Now we only need to make sure resources available to the PDF export server are up-to-date.

Remote web server, remote export server

Assume we have deployed our app to the production.org and don't want to host resources from the PDF export server too. App is in accessible globally, there are active users and everything works like charm. If users can see them, PDF export server should see them too, right? Wrong. Because our production server is safe and secure, it uses CORS and CSP headers which effectively block export server from using them. Let's dive into details.

Assume we've configured web server to be strict and set these headers:

Content-Security-Policy: default-src 'self'
Access-Control-ALlow-Origin: http://production.org

In our production app we used this config for the Grid:

new Grid({
    features : {
        pdfExport : {
            exportServer : 'http://example.com:8081',
            translateURLsToAbsolute : 'http://production.org/app'
        }
    }
})

So when we export we send the following HTML to the server:

<html>
    <head>
        <link rel="stylesheet" href="http://production.org/app/app.css">
    </head>
    <body>
    </body>
</html>

Let's see requests

                                         ┌──────────────────── example.com ──────────────────────────────────────────
                                         │
browser  web server (production.org)     │ PDF export server (example.com:8081)                                puppeteer page
   │           │                         │                   │                                                          │
   │ POST request with index.html        │                   │                                                          │
   │───────────│─────────────────────────│──────────────────>│                                                          │
   │           │                         │                   │ Server creates page and puts index.html                  │
   │           │                         │                   │─────────────────────────────────────────────────────────>│
   │           │                         │                   │                    GET http://production.org/app/app.css │
   │           │<────────────────────────│───────────────────│──────────────────────────────────────────────────────────│
   │           │  app.css                │                   │                                                          │
   │           │ ────────────────────────│───────────────────│─────────────────────────────────────────────────────────>│
   │           │                         │                   │         GET http://production.org/app/fonts/myfont.woff2 │
   │           │<────────────────────────│───────────────────│──────────────────────────────────────────────────────────│
   │           │  myfont.woff2           │                   │                                                          │
   │           │ ────────────────────────│───────────────────│─────────────────────────────────────────────────────────>│
   │           │                         │                   │                (PDF passed from puppeteer to the server) │ 
   │           │                         │                   │<─────────────────────────────────────────────────────────│
   │ POST response with generated PDF as │payload            │                                                          │
   │<──────────│─────────────────────────│───────────────────│                                                          │
                                         └───────────────────────────────────────────────────────────────────────────

But our PDF looks incorrect again, no styles and fonts are applied. Why? Because puppeteer page does not have origin. That's right, server creates page with no address (origin) and puts HTML content directly to it. So when browser checks security headers it realizes page is not allowed to use those resources.
+ + + + +
Work to complete:
Rewrite everything in the PDF export text from "Now we only" down to "dive into details.", changing "PDF export server" to "PDF rendering server".

Given information:
+ + + + +
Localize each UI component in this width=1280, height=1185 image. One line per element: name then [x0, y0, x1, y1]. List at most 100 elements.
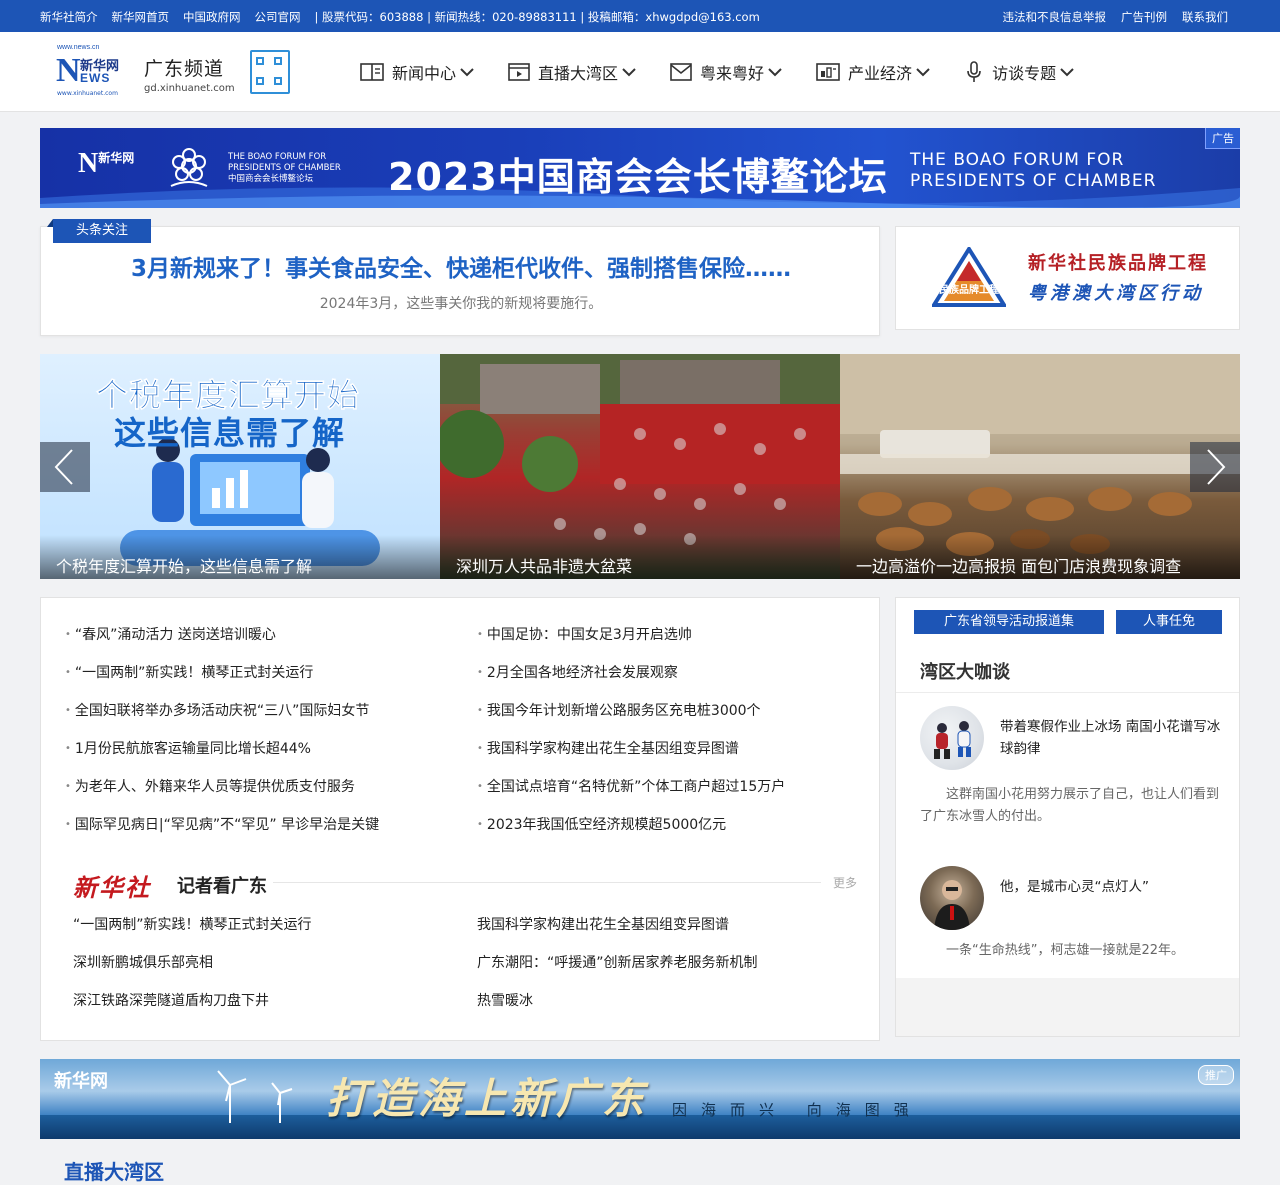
+ + + + +
The result:
Now we only need to make sure resources available to the PDF rendering server are up-to-date.

Remote web server, remote export server

Assume we have deployed our app to the production.org and don't want to host resources from the PDF rendering server too. App is in accessible globally, there are active users and everything works like charm. If users can see them, PDF rendering server should see them too, right? Wrong. Because our production server is safe and secure, it uses CORS and CSP headers which effectively block export server from using them. Let's dive into details.